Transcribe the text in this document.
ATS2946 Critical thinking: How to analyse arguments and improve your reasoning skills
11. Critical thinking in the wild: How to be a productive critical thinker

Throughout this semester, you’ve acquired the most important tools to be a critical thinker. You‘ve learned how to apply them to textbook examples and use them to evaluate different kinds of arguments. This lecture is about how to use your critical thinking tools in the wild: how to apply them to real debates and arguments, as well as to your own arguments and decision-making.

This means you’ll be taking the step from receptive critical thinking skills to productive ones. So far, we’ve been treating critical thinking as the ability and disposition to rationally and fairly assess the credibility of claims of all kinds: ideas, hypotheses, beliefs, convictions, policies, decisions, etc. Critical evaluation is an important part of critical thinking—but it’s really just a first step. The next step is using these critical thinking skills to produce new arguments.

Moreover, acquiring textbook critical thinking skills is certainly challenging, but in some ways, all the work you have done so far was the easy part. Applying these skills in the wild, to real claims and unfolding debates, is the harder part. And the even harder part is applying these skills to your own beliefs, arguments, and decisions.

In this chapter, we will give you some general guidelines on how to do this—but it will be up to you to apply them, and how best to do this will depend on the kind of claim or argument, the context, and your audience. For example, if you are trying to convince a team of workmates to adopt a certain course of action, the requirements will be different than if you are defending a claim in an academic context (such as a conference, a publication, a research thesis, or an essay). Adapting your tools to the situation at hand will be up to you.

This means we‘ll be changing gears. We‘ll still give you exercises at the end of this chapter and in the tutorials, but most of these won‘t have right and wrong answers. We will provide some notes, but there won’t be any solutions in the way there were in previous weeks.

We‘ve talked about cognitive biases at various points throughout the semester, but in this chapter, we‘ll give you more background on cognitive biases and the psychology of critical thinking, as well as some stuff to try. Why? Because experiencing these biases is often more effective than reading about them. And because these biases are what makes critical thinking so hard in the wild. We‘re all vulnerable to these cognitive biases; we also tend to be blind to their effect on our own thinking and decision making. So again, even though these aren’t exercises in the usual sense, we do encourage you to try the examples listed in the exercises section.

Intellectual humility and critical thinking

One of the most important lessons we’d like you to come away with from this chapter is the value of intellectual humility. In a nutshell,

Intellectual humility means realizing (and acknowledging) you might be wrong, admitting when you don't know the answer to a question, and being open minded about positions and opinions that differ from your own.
___
Task requirements: Reproduce the data in its entirety, matching each character.

Answer to this task:
Transcribe the text in this document.
ATS2946 Critical thinking: How to analyse arguments and improve your reasoning skills
11. Critical thinking in the wild: How to be a productive critical thinker

Throughout this semester, you’ve acquired the most important tools to be a critical thinker. You‘ve learned how to apply them to textbook examples and use them to evaluate different kinds of arguments. This lecture is about how to use your critical thinking tools in the wild: how to apply them to real debates and arguments, as well as to your own arguments and decision-making.

This means you’ll be taking the step from receptive critical thinking skills to productive ones. So far, we’ve been treating critical thinking as the ability and disposition to rationally and fairly assess the credibility of claims of all kinds: ideas, hypotheses, beliefs, convictions, policies, decisions, etc. Critical evaluation is an important part of critical thinking—but it’s really just a first step. The next step is using these critical thinking skills to produce new arguments.

Moreover, acquiring textbook critical thinking skills is certainly challenging, but in some ways, all the work you have done so far was the easy part. Applying these skills in the wild, to real claims and unfolding debates, is the harder part. And the even harder part is applying these skills to your own beliefs, arguments, and decisions.

In this chapter, we will give you some general guidelines on how to do this—but it will be up to you to apply them, and how best to do this will depend on the kind of claim or argument, the context, and your audience. For example, if you are trying to convince a team of workmates to adopt a certain course of action, the requirements will be different than if you are defending a claim in an academic context (such as a conference, a publication, a research thesis, or an essay). Adapting your tools to the situation at hand will be up to you.

This means we‘ll be changing gears. We‘ll still give you exercises at the end of this chapter and in the tutorials, but most of these won‘t have right and wrong answers. We will provide some notes, but there won’t be any solutions in the way there were in previous weeks.

We‘ve talked about cognitive biases at various points throughout the semester, but in this chapter, we‘ll give you more background on cognitive biases and the psychology of critical thinking, as well as some stuff to try. Why? Because experiencing these biases is often more effective than reading about them. And because these biases are what makes critical thinking so hard in the wild. We‘re all vulnerable to these cognitive biases; we also tend to be blind to their effect on our own thinking and decision making. So again, even though these aren’t exercises in the usual sense, we do encourage you to try the examples listed in the exercises section.

Intellectual humility and critical thinking

One of the most important lessons we’d like you to come away with from this chapter is the value of intellectual humility. In a nutshell,

Intellectual humility means realizing (and acknowledging) you might be wrong, admitting when you don't know the answer to a question, and being open minded about positions and opinions that differ from your own.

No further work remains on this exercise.